(Problem description): Transcribe the records below exactly, leaving out any pictures.

Collected data entries
* START *
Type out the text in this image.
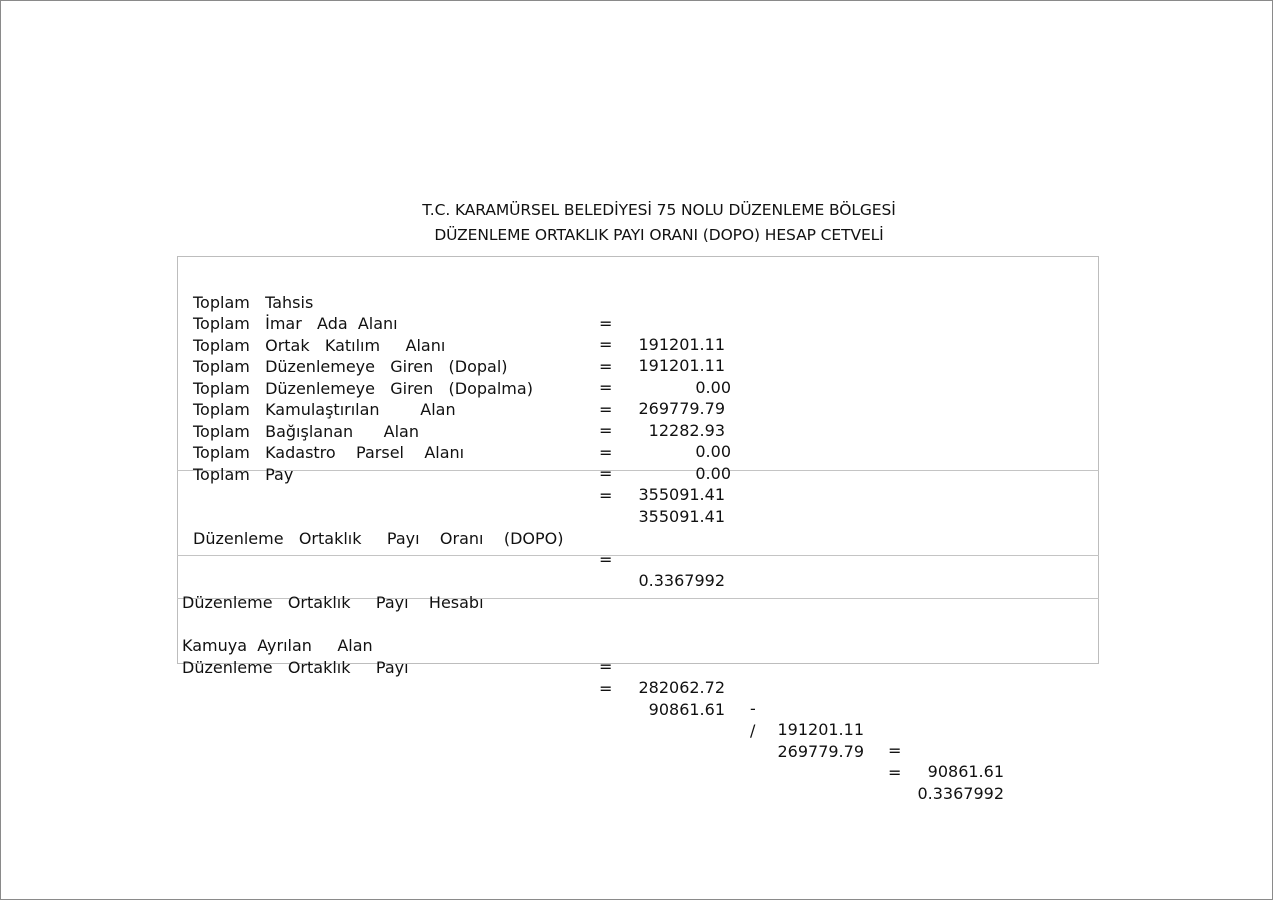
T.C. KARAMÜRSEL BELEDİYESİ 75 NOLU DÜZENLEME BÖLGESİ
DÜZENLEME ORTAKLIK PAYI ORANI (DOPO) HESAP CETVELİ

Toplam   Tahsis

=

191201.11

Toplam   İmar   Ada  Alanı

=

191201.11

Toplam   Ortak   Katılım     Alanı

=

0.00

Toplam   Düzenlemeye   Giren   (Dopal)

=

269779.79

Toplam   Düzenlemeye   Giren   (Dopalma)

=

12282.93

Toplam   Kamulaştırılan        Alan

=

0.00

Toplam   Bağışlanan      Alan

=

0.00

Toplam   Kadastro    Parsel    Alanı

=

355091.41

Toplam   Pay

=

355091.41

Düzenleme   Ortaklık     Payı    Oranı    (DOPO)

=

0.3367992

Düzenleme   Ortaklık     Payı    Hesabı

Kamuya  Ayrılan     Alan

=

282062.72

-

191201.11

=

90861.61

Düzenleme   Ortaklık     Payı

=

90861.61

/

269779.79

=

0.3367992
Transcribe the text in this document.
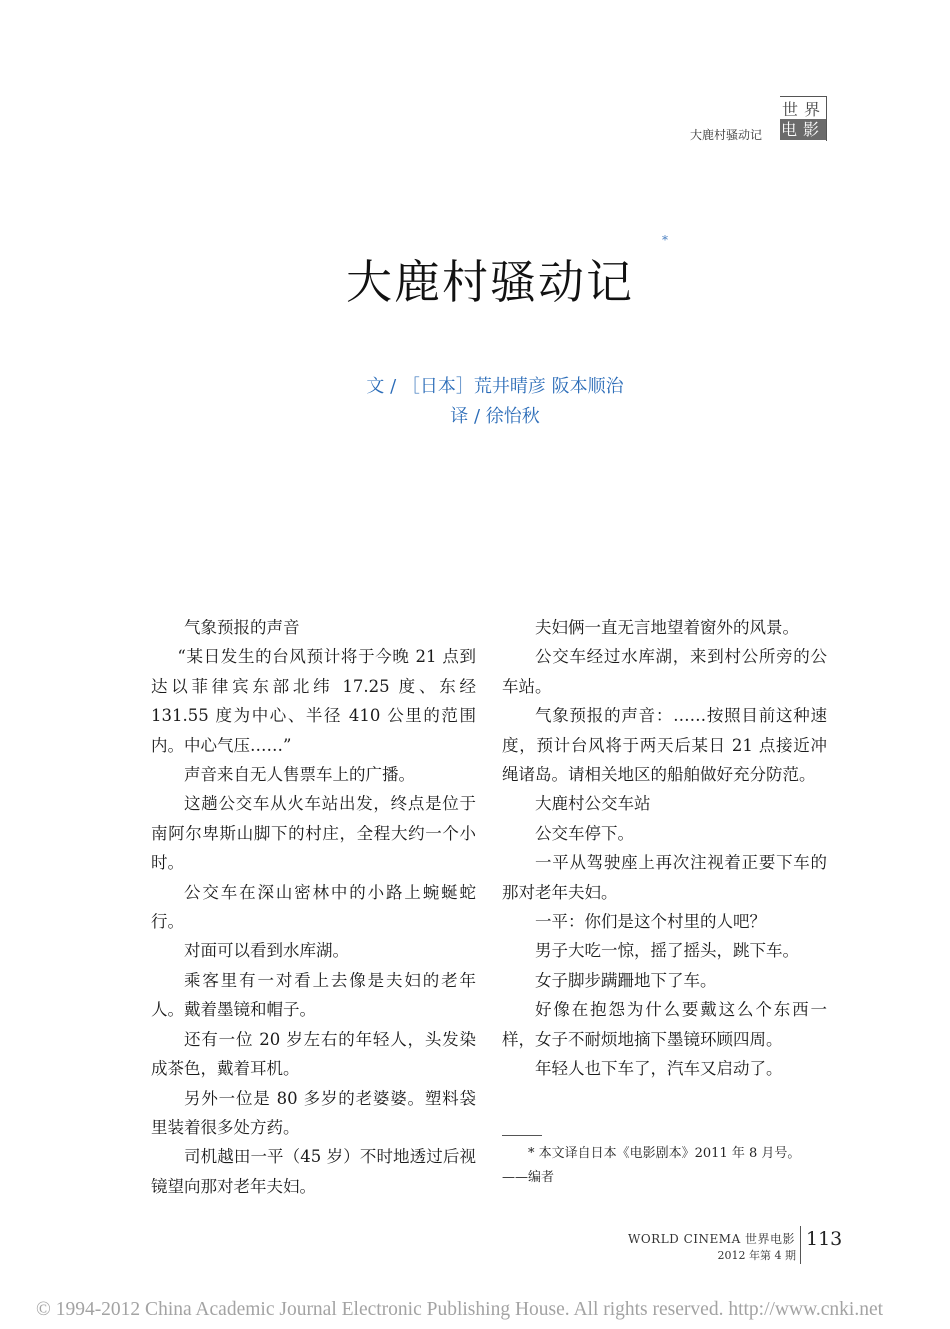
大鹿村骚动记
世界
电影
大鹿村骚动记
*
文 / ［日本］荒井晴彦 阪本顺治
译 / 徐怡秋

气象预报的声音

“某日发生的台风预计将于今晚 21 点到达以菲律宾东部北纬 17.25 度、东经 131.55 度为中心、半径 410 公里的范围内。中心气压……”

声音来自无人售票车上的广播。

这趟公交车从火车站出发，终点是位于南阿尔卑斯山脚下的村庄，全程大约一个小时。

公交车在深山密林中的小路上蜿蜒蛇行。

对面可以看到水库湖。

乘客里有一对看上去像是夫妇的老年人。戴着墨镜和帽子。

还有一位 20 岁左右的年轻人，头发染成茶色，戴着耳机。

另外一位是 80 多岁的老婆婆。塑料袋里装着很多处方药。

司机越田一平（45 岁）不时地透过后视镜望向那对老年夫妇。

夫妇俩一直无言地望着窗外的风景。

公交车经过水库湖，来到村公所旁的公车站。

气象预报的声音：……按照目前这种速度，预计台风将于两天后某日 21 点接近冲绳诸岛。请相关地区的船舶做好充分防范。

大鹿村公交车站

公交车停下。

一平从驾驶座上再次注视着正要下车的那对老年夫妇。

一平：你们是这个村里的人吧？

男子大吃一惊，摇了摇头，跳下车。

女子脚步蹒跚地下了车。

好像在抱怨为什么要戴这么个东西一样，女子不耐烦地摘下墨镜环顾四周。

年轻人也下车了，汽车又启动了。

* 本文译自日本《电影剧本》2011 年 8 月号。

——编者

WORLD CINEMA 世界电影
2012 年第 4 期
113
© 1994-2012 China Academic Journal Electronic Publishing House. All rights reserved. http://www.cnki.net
* END *
(Solution below):
Type out the text in this image.
T.C. KARAMÜRSEL BELEDİYESİ 75 NOLU DÜZENLEME BÖLGESİ
DÜZENLEME ORTAKLIK PAYI ORANI (DOPO) HESAP CETVELİ

Toplam   Tahsis

=

191201.11

Toplam   İmar   Ada  Alanı

=

191201.11

Toplam   Ortak   Katılım     Alanı

=

0.00

Toplam   Düzenlemeye   Giren   (Dopal)

=

269779.79

Toplam   Düzenlemeye   Giren   (Dopalma)

=

12282.93

Toplam   Kamulaştırılan        Alan

=

0.00

Toplam   Bağışlanan      Alan

=

0.00

Toplam   Kadastro    Parsel    Alanı

=

355091.41

Toplam   Pay

=

355091.41

Düzenleme   Ortaklık     Payı    Oranı    (DOPO)

=

0.3367992

Düzenleme   Ortaklık     Payı    Hesabı

Kamuya  Ayrılan     Alan

=

282062.72

-

191201.11

=

90861.61

Düzenleme   Ortaklık     Payı

=

90861.61

/

269779.79

=

0.3367992
Transcribe the text in this document.
大鹿村骚动记
世界
电影
大鹿村骚动记
*
文 / ［日本］荒井晴彦 阪本顺治
译 / 徐怡秋

气象预报的声音

“某日发生的台风预计将于今晚 21 点到达以菲律宾东部北纬 17.25 度、东经 131.55 度为中心、半径 410 公里的范围内。中心气压……”

声音来自无人售票车上的广播。

这趟公交车从火车站出发，终点是位于南阿尔卑斯山脚下的村庄，全程大约一个小时。

公交车在深山密林中的小路上蜿蜒蛇行。

对面可以看到水库湖。

乘客里有一对看上去像是夫妇的老年人。戴着墨镜和帽子。

还有一位 20 岁左右的年轻人，头发染成茶色，戴着耳机。

另外一位是 80 多岁的老婆婆。塑料袋里装着很多处方药。

司机越田一平（45 岁）不时地透过后视镜望向那对老年夫妇。

夫妇俩一直无言地望着窗外的风景。

公交车经过水库湖，来到村公所旁的公车站。

气象预报的声音：……按照目前这种速度，预计台风将于两天后某日 21 点接近冲绳诸岛。请相关地区的船舶做好充分防范。

大鹿村公交车站

公交车停下。

一平从驾驶座上再次注视着正要下车的那对老年夫妇。

一平：你们是这个村里的人吧？

男子大吃一惊，摇了摇头，跳下车。

女子脚步蹒跚地下了车。

好像在抱怨为什么要戴这么个东西一样，女子不耐烦地摘下墨镜环顾四周。

年轻人也下车了，汽车又启动了。

* 本文译自日本《电影剧本》2011 年 8 月号。

——编者

WORLD CINEMA 世界电影
2012 年第 4 期
113
© 1994-2012 China Academic Journal Electronic Publishing House. All rights reserved. http://www.cnki.net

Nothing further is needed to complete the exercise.